List every line below containing "peso".

** START Records shown **

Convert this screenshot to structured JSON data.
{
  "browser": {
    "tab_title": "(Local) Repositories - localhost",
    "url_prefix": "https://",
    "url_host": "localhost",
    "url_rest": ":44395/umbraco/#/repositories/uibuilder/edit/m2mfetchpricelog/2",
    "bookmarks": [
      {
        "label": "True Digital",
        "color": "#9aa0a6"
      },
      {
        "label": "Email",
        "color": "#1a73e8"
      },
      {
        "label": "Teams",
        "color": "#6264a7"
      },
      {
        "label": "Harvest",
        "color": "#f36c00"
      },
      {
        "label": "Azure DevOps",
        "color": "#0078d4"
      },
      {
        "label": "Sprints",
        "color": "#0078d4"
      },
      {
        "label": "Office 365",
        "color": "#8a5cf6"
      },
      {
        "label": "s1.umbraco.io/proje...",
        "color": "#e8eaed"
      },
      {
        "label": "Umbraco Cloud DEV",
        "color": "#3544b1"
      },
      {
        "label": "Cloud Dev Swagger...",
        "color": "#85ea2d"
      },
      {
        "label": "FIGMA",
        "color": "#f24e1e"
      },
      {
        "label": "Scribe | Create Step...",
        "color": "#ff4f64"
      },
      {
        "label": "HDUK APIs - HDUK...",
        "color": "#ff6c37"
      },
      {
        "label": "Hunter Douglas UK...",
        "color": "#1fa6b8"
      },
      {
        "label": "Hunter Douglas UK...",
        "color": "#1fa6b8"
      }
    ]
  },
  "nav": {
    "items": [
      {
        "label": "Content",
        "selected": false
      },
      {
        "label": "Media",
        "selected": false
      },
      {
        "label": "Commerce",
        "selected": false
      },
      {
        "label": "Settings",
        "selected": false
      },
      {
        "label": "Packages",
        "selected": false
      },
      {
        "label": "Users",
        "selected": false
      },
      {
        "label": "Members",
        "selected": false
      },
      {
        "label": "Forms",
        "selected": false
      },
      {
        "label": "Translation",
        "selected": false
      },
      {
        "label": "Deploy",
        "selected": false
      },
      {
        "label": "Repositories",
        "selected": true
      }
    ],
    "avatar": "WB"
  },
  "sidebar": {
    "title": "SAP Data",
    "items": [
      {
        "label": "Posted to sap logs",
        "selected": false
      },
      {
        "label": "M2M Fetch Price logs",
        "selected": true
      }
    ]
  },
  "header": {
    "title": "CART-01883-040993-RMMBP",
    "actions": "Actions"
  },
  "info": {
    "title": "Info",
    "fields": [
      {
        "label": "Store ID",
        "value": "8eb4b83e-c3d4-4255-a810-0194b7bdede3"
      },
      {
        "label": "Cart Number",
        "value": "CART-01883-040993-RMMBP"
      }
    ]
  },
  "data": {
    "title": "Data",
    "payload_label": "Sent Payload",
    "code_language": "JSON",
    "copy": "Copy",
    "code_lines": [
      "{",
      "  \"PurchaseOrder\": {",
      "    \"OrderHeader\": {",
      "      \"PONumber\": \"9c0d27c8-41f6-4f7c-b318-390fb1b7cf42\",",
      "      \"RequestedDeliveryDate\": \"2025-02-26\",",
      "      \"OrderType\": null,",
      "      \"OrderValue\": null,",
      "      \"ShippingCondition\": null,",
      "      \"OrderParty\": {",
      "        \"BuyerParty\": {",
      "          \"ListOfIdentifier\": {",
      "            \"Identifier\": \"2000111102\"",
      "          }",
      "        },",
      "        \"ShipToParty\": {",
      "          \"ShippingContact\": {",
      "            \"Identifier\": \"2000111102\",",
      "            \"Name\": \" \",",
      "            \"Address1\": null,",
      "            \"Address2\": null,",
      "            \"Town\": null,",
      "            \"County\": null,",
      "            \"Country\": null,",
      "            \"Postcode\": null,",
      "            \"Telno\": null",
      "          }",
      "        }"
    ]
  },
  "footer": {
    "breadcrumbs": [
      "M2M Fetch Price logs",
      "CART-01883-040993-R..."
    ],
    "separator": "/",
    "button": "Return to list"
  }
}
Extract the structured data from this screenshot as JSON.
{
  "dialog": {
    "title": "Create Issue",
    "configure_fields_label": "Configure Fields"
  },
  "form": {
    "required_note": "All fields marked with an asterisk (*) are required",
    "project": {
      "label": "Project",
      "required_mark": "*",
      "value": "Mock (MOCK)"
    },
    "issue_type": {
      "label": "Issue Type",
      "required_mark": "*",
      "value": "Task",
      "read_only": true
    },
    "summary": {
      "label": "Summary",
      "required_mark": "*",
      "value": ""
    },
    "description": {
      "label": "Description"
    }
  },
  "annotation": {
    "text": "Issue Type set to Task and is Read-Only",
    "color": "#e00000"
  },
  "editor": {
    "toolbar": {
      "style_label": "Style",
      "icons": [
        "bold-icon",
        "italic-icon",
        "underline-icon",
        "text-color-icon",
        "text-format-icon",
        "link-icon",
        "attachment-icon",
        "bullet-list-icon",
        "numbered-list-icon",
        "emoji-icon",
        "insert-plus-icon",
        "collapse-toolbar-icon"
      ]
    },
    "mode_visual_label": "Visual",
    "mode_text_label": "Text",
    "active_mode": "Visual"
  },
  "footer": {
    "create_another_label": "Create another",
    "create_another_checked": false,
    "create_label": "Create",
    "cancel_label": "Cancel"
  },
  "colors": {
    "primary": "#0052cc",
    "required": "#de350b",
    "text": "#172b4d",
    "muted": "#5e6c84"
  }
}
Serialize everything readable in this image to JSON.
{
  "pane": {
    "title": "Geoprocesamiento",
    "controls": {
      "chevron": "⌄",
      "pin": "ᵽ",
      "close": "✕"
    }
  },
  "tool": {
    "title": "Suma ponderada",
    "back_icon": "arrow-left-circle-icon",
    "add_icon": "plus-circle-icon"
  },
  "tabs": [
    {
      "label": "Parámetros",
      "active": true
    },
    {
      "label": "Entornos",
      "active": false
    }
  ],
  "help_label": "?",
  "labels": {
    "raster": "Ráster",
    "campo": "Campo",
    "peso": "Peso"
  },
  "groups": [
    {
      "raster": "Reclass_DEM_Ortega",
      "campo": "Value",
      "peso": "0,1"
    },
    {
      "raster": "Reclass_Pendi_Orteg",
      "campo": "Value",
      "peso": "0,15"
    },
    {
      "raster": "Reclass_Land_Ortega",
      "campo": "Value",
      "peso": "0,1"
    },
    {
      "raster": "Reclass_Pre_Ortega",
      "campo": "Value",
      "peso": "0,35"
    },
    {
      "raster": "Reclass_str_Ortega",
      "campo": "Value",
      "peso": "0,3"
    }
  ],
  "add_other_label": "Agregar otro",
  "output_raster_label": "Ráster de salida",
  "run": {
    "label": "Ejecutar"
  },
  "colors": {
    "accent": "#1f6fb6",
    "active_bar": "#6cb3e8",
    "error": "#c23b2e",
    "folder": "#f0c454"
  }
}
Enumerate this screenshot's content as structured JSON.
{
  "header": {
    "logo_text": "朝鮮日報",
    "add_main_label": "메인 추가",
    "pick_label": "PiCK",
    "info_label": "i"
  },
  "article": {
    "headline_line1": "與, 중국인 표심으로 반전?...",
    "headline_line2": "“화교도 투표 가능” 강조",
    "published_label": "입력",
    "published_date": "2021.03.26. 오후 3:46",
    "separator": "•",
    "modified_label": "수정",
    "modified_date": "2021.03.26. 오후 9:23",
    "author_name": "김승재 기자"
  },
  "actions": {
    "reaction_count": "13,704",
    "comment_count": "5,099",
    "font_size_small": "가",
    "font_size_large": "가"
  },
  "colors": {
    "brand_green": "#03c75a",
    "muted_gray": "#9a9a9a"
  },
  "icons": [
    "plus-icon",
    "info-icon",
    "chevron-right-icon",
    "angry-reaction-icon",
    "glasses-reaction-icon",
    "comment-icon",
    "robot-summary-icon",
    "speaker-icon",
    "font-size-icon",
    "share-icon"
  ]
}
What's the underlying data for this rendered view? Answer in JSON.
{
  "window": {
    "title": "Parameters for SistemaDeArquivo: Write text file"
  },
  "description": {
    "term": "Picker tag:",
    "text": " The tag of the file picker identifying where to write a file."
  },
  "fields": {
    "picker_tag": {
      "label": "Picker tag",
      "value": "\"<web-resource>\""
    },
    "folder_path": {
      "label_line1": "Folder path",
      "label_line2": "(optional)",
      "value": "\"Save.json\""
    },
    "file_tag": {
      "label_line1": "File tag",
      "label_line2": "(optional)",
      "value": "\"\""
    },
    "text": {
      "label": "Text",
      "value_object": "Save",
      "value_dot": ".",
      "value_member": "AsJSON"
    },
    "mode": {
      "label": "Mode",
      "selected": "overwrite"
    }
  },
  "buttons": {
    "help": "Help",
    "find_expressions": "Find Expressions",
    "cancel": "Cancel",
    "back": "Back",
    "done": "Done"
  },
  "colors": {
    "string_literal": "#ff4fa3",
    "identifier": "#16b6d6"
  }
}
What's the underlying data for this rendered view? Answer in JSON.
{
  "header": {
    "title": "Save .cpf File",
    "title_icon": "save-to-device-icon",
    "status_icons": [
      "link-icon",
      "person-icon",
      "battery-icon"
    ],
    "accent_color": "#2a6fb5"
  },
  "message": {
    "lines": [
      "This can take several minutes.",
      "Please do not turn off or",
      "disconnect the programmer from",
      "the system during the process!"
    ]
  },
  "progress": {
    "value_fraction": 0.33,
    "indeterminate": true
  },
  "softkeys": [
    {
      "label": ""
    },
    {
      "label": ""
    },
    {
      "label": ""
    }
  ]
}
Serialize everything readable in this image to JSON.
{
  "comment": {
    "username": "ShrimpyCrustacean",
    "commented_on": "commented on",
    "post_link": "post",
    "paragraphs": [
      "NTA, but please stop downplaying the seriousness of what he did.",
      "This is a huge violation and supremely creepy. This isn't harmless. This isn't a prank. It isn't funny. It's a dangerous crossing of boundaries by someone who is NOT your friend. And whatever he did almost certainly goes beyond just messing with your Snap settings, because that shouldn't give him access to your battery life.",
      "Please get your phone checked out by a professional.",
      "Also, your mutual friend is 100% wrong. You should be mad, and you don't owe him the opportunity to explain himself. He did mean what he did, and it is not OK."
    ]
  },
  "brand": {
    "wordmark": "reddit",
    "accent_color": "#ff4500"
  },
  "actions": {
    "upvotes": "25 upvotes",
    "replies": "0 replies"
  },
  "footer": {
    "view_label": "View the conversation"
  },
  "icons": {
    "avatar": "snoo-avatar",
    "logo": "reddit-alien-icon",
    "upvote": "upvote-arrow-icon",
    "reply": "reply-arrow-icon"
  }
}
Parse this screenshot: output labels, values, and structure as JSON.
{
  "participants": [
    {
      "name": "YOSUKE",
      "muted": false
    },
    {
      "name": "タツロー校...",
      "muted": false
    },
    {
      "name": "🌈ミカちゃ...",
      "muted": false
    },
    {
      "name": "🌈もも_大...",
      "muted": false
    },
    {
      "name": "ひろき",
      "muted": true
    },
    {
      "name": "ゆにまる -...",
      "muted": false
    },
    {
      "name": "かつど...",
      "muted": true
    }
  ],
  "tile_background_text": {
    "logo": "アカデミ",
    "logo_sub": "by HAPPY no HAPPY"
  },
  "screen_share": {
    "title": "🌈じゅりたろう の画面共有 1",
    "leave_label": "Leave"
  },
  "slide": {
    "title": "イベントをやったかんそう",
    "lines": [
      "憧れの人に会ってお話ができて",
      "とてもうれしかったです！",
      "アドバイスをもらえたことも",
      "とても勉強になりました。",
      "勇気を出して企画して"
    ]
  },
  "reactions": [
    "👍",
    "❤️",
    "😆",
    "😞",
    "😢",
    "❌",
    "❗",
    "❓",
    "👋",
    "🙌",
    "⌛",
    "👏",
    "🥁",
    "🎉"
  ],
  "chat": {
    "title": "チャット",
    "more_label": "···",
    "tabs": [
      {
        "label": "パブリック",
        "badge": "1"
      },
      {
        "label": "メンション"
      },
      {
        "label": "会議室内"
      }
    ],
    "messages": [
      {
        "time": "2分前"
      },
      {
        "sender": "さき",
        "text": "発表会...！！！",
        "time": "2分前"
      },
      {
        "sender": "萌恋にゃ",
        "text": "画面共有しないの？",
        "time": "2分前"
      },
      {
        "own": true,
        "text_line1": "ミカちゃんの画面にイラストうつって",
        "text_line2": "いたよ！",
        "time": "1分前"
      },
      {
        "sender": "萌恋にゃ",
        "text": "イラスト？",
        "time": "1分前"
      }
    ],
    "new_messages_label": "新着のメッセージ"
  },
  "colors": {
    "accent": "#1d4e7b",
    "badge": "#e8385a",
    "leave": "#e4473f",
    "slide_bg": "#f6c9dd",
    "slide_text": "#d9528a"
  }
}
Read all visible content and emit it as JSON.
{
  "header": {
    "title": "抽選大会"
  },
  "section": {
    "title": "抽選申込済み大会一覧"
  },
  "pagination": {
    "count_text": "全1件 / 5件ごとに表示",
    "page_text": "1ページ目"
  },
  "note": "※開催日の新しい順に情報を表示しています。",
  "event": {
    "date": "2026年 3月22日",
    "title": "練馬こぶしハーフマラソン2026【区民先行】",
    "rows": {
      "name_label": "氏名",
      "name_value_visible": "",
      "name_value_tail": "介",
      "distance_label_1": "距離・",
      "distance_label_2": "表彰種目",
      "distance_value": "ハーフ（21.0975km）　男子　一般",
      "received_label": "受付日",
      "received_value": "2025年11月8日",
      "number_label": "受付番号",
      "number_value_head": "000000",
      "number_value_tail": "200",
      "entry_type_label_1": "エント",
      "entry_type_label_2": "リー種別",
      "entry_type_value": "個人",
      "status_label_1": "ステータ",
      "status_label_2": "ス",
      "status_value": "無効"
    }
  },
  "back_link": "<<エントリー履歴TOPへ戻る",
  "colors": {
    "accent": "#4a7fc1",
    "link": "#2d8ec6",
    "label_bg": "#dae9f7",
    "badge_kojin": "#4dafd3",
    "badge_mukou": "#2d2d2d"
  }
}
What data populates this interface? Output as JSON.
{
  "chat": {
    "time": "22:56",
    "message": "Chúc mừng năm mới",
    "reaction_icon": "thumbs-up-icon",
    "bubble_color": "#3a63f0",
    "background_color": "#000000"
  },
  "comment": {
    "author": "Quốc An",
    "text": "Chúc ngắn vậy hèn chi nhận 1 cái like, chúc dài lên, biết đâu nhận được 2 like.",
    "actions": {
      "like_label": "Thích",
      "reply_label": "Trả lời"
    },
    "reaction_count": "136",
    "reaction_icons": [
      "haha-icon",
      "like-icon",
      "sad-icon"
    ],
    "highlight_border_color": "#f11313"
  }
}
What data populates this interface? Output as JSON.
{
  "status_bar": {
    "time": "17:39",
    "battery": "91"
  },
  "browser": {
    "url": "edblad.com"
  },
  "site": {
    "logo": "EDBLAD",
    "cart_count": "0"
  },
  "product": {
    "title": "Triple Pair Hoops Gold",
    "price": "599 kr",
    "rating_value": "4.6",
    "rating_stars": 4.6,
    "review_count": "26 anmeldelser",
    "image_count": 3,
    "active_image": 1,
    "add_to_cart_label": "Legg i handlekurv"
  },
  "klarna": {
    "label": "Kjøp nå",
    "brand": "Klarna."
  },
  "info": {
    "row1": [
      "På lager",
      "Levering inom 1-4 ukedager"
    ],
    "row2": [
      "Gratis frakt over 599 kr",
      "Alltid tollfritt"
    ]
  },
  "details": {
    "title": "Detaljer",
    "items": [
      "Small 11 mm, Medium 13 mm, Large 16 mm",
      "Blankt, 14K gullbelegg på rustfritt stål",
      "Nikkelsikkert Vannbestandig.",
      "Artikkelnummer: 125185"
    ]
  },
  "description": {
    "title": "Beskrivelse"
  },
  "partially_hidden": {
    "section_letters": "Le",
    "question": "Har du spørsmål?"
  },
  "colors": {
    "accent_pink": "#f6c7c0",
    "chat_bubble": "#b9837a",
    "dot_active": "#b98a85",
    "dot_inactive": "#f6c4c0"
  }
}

** END Records shown **

Result of the task:
    "peso": "Peso"
      "peso": "0,1"
      "peso": "0,15"
      "peso": "0,1"
      "peso": "0,35"
      "peso": "0,3"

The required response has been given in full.